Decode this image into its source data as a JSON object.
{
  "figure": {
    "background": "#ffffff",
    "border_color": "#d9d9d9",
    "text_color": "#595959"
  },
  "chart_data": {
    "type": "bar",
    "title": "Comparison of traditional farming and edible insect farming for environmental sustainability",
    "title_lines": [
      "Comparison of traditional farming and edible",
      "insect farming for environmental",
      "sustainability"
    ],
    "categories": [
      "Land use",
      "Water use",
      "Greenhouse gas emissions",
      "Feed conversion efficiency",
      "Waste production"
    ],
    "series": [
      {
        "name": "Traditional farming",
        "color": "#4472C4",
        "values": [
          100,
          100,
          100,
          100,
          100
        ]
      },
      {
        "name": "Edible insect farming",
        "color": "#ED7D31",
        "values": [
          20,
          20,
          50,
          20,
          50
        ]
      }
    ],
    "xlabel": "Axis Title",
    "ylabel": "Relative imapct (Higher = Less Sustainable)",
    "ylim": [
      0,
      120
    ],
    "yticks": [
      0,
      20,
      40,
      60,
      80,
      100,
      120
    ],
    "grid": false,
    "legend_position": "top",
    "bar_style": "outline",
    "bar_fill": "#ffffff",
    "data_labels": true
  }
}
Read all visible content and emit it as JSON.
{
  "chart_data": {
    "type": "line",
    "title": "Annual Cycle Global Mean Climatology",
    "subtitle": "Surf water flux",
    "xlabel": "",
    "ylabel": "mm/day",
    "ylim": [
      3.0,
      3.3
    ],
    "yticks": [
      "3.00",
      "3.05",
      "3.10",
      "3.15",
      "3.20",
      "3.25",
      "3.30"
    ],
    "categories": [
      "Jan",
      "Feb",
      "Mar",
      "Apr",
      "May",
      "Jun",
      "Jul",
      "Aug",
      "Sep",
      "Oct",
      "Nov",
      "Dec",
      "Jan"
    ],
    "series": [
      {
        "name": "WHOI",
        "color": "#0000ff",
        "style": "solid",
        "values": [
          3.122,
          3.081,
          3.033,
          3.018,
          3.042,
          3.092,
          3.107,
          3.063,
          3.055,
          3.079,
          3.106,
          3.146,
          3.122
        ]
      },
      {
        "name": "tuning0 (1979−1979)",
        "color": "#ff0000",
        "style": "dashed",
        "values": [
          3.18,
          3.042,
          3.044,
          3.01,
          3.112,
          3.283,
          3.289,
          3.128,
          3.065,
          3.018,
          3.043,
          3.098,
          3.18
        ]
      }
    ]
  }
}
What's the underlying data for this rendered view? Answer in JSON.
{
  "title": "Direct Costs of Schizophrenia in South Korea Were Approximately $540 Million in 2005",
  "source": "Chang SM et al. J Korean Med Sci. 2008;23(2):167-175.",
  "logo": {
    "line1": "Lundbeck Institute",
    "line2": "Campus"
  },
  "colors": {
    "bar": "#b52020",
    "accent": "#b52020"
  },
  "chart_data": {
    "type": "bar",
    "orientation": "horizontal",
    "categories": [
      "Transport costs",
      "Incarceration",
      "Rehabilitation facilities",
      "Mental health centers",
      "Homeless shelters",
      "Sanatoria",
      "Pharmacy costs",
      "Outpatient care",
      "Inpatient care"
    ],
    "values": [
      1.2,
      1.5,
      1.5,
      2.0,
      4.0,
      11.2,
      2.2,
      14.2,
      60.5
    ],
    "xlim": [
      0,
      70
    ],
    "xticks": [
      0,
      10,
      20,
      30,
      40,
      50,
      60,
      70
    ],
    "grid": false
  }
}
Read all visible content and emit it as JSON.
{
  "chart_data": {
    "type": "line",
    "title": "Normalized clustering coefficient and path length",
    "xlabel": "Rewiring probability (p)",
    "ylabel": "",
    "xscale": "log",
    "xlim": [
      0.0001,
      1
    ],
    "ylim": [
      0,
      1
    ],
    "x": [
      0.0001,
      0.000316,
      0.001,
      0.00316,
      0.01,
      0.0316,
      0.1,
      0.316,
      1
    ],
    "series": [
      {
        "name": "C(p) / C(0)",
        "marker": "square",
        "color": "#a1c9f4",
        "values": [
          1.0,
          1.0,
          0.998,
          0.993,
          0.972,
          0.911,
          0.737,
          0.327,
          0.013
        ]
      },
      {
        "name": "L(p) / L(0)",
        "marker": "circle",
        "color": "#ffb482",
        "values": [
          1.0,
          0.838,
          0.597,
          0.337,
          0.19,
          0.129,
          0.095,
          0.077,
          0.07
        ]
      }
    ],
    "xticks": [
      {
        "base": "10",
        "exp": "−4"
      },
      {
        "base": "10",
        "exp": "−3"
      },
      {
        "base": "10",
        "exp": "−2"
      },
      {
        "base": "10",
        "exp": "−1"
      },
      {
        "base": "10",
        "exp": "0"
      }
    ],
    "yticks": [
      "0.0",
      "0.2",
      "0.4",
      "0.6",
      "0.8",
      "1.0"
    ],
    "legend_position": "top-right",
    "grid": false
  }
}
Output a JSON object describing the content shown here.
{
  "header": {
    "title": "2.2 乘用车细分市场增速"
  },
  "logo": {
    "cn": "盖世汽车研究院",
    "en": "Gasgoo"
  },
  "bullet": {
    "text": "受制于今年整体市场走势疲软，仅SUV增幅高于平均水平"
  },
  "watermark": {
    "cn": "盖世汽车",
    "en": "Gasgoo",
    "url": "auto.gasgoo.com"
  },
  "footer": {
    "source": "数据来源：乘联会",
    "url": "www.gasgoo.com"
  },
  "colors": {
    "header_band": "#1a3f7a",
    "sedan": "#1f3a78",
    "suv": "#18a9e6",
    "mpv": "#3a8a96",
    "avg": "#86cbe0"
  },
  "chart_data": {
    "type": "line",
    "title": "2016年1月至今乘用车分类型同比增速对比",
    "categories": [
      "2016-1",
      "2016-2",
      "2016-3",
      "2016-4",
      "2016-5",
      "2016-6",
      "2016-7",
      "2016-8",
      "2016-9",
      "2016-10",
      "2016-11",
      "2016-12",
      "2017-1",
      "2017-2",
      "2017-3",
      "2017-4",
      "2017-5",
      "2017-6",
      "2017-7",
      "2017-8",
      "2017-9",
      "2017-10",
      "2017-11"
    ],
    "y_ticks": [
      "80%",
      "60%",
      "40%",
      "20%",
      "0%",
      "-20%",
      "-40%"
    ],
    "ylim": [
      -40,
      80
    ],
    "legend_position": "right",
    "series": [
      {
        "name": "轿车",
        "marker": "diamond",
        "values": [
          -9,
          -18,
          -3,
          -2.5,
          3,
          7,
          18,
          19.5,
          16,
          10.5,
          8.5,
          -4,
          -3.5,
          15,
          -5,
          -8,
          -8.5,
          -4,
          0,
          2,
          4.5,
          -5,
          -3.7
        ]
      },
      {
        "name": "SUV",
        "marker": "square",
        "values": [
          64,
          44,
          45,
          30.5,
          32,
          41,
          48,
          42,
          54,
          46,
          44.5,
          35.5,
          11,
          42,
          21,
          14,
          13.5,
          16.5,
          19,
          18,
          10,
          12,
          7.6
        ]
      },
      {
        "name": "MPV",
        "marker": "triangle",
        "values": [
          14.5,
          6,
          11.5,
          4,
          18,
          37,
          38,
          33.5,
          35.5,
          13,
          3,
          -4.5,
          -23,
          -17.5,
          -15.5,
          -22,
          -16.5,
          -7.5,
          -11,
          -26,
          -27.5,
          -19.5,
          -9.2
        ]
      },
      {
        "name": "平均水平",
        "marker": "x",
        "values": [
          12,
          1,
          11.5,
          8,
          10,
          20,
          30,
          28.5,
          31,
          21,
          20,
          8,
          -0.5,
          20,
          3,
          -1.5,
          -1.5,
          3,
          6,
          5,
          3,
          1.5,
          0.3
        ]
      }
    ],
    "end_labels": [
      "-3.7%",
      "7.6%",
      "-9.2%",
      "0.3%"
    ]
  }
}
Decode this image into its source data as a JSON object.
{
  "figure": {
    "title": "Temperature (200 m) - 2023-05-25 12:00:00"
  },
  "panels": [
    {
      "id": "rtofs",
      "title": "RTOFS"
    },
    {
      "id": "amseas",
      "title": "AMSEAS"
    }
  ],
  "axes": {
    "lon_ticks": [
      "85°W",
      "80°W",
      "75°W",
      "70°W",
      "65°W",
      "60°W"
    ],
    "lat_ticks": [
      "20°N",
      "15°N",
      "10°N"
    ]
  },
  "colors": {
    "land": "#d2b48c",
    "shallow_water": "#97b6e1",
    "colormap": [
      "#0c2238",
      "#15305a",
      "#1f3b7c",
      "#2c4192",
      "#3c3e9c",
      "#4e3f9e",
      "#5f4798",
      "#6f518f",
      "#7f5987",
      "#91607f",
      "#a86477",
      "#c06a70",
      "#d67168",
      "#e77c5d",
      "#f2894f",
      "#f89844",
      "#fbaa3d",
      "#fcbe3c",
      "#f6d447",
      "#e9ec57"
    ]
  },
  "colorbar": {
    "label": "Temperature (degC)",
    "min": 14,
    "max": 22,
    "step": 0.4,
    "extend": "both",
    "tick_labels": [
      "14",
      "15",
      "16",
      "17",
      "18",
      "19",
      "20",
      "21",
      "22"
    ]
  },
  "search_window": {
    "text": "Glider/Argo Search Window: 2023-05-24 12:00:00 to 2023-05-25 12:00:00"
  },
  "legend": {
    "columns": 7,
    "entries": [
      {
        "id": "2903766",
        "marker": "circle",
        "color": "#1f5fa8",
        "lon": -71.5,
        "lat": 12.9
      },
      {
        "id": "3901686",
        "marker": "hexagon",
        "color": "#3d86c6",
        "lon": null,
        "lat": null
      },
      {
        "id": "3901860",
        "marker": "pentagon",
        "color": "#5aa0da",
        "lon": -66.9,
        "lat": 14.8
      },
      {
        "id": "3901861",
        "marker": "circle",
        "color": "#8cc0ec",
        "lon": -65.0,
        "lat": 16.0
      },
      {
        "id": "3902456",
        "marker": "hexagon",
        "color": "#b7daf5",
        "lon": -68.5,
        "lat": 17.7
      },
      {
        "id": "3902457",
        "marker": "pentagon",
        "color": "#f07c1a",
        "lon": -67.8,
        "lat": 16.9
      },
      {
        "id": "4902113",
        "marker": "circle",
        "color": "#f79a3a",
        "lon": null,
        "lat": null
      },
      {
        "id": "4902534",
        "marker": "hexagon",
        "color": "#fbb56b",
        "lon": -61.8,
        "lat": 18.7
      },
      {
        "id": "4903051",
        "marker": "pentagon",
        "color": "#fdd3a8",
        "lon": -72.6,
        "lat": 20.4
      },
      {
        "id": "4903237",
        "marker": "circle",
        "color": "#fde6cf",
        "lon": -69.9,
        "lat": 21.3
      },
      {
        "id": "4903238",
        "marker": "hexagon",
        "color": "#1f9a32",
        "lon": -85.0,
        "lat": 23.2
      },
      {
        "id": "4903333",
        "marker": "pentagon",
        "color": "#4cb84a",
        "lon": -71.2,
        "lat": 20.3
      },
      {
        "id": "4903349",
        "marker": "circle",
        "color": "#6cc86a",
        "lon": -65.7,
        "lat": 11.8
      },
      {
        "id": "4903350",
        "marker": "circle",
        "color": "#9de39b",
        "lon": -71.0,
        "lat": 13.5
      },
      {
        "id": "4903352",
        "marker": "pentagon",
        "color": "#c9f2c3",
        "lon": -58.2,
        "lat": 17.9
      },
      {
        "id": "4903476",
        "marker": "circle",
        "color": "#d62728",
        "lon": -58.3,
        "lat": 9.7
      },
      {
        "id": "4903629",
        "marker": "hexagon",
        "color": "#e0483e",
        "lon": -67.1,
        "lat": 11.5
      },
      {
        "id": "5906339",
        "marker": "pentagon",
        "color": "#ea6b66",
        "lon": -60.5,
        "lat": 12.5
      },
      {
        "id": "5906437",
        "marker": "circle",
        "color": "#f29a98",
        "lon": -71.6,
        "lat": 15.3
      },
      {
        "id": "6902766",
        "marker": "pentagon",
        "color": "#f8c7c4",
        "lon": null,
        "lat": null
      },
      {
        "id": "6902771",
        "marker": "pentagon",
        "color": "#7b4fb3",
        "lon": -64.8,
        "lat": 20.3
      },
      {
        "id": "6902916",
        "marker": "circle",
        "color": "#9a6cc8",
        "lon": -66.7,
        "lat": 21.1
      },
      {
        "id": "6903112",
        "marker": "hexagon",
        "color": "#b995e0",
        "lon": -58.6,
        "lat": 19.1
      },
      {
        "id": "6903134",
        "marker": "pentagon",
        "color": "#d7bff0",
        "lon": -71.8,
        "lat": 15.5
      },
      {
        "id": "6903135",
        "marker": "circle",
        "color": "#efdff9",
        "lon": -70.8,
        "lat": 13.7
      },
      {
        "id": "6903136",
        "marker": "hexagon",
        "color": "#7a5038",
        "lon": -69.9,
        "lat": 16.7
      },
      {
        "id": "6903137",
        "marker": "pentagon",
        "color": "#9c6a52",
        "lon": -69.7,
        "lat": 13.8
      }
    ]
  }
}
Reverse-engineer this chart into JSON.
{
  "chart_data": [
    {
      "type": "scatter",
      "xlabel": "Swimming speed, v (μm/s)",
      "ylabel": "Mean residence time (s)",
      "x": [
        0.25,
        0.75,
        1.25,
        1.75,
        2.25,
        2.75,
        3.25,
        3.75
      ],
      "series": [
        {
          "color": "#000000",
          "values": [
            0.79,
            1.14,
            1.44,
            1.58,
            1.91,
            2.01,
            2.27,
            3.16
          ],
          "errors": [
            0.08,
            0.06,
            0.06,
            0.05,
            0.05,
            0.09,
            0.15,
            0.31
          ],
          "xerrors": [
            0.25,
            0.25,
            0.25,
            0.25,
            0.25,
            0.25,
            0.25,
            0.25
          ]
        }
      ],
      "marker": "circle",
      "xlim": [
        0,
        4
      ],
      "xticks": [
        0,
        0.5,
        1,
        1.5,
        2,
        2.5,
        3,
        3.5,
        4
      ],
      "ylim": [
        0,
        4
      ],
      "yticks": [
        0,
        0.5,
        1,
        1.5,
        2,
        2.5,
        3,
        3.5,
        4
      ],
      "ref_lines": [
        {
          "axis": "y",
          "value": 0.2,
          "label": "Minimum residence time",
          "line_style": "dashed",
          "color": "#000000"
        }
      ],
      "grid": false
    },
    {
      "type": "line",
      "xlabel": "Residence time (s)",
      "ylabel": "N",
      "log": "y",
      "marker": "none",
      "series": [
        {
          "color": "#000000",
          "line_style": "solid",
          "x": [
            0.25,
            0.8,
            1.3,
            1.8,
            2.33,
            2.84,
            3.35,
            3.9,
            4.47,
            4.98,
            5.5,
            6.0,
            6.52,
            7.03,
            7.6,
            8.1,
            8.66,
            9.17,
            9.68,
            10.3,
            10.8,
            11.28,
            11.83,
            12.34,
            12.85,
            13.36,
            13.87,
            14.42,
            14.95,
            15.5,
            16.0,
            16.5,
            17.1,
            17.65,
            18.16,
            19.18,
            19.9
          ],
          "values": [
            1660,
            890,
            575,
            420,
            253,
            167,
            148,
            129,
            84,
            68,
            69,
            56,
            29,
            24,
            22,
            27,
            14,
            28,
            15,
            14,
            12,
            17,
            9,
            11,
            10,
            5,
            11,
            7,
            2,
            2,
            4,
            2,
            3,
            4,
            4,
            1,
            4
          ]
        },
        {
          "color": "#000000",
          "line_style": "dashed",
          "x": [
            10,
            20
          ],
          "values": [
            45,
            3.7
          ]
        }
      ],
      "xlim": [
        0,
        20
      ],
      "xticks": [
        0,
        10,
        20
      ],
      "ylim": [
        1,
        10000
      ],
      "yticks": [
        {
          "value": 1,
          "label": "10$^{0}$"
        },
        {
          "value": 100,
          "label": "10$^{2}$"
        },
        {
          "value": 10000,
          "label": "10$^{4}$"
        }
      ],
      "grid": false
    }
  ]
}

### Your goal
Pick out each line containing the string "source" and copy it.

### Final answer
Decode this image into its source data as a JSON object.
  "source": "Chang SM et al. J Korean Med Sci. 2008;23(2):167-175.",
    "source": "数据来源：乘联会",
Decode this image into its source data as a JSON object.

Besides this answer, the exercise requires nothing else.